___ INPUT RECORDS

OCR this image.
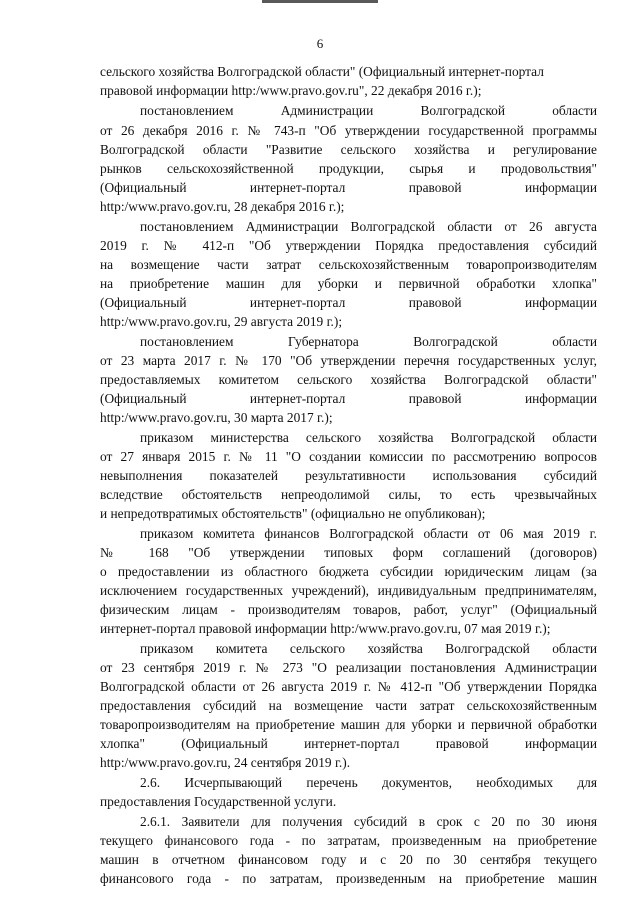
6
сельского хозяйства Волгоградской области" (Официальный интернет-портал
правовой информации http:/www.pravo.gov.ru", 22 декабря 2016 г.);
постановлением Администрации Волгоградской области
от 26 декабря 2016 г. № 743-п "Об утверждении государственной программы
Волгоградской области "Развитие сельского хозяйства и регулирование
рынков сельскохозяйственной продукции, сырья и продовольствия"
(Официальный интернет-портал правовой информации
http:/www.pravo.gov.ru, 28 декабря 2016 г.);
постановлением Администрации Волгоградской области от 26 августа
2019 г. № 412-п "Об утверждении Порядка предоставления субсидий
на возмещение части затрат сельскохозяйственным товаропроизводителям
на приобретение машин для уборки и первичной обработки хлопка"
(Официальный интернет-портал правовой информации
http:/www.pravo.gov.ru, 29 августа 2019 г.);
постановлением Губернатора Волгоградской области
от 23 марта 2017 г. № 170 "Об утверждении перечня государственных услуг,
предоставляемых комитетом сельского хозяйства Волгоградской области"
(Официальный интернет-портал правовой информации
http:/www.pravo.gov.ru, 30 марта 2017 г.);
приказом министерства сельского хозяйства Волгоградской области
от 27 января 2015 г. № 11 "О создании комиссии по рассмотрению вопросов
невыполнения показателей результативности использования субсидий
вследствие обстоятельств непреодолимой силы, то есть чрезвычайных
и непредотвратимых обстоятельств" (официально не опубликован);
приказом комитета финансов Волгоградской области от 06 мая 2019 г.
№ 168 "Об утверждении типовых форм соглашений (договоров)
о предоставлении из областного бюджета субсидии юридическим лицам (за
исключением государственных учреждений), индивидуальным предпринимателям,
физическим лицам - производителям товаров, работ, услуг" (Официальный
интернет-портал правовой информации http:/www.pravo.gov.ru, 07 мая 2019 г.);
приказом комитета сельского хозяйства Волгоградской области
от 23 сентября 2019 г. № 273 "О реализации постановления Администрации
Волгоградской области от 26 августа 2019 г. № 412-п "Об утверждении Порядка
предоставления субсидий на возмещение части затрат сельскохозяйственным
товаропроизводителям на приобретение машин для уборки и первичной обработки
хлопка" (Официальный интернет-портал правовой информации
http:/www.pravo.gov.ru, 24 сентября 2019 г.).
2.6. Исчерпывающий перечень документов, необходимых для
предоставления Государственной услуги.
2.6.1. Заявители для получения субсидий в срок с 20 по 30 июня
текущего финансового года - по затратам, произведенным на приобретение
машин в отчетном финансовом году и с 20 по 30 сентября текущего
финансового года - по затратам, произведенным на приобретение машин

______
___ INPUT RECORDS

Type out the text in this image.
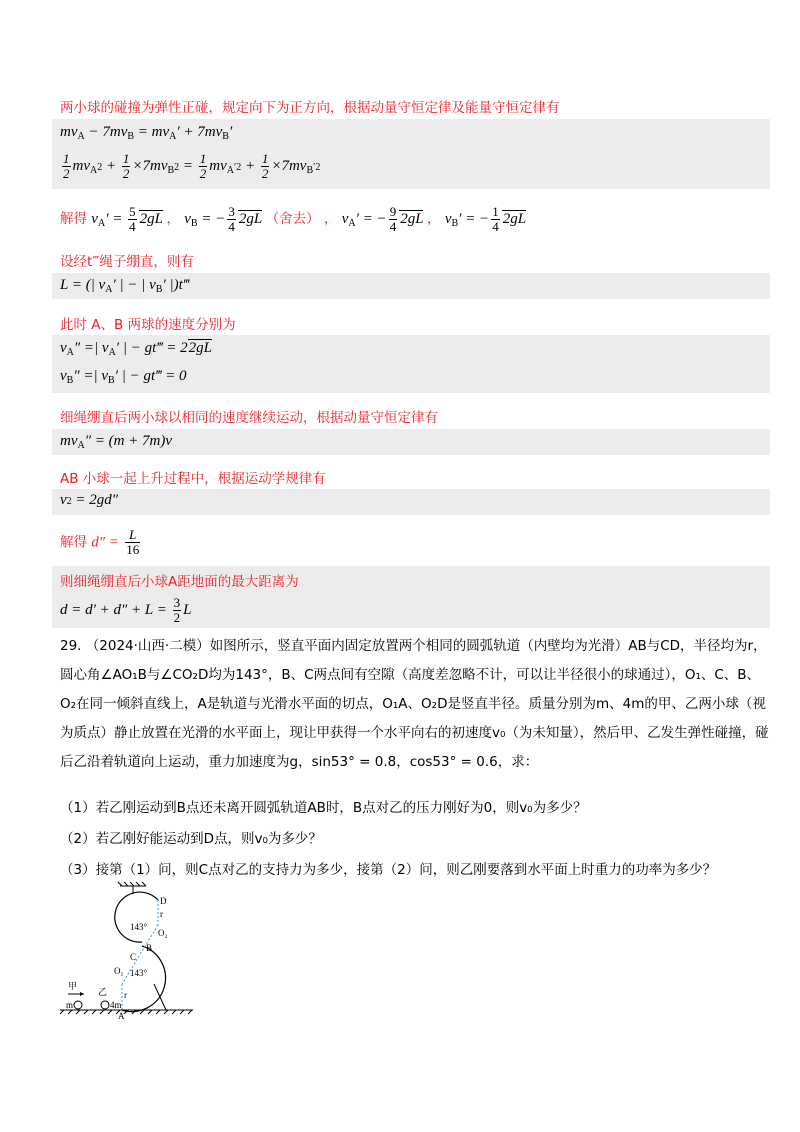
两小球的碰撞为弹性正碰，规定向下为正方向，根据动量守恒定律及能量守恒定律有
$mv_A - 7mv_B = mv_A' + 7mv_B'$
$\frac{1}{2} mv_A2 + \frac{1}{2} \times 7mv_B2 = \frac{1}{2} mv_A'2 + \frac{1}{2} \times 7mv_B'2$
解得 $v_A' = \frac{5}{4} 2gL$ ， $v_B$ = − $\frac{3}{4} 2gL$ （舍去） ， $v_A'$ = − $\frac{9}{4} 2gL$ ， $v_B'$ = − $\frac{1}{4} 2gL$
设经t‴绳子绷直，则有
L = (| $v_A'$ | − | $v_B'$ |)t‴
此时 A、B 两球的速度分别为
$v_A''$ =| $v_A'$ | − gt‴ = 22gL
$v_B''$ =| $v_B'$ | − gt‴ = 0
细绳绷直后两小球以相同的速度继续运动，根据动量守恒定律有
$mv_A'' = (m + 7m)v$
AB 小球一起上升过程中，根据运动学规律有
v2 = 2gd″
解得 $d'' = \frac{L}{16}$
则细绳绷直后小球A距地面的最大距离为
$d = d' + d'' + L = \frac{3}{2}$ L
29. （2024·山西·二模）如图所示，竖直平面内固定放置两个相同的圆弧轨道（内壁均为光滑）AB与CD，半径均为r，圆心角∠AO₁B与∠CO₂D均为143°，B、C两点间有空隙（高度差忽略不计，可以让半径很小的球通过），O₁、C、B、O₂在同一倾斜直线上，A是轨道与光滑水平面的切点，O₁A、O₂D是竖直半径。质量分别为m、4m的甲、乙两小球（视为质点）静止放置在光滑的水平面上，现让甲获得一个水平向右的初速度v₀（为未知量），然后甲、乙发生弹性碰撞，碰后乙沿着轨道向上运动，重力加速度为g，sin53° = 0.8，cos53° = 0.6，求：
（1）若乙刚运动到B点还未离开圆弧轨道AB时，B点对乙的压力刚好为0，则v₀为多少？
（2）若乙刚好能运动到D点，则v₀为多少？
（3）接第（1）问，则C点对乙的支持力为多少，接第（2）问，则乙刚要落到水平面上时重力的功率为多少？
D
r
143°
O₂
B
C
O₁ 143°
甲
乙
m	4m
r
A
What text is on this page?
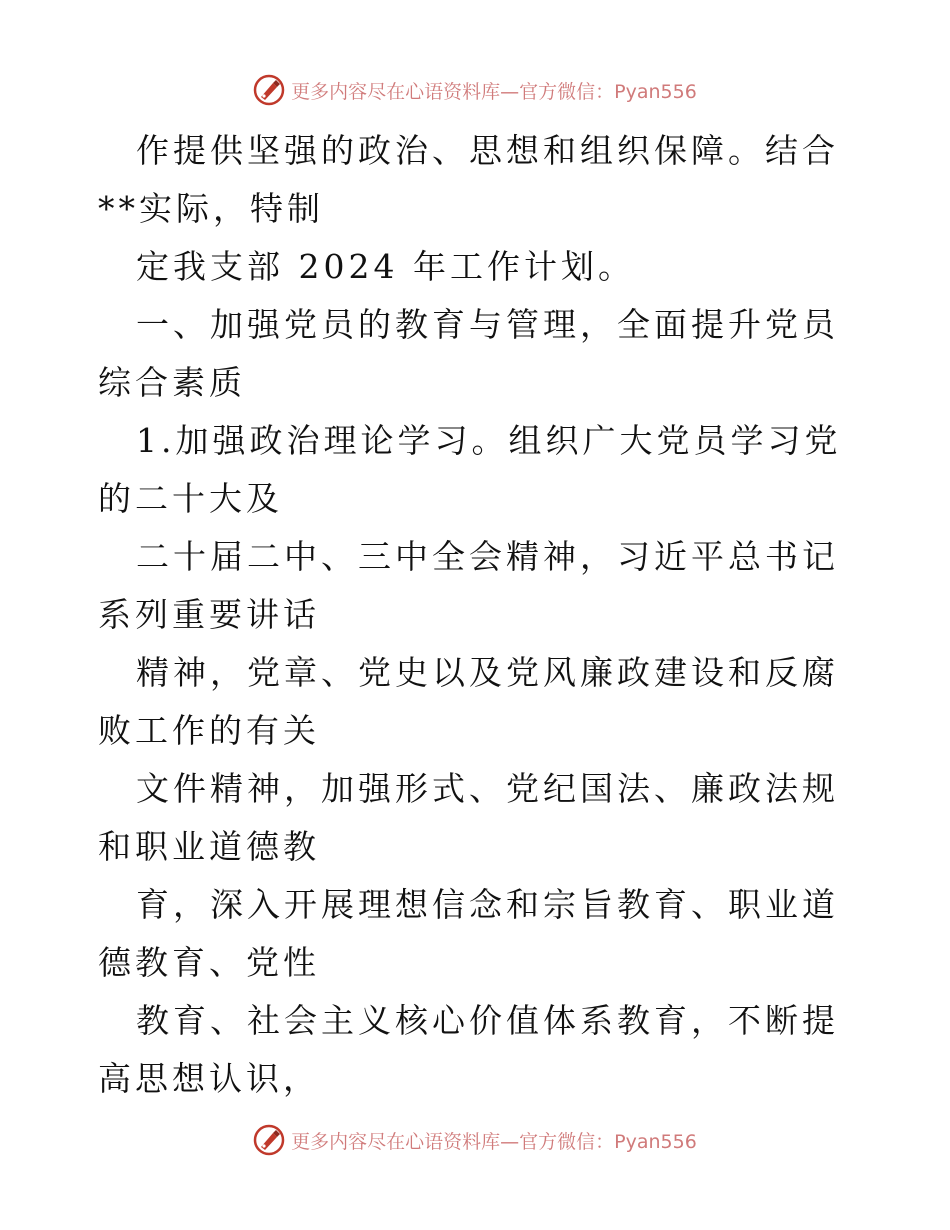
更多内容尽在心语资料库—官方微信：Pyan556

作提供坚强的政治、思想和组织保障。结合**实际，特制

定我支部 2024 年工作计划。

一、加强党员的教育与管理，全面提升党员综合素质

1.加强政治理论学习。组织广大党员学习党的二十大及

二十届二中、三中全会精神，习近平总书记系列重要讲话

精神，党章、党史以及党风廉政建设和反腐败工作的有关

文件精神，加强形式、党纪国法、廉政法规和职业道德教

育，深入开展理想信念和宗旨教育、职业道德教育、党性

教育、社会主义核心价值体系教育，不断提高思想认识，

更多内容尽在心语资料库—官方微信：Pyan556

______

■ **WRITTEN EXERCISE**
Check each line of the data above for the word "возмещение" and say how many lines have it. Give the number alone.

■ **WRITTEN SOLUTION**
2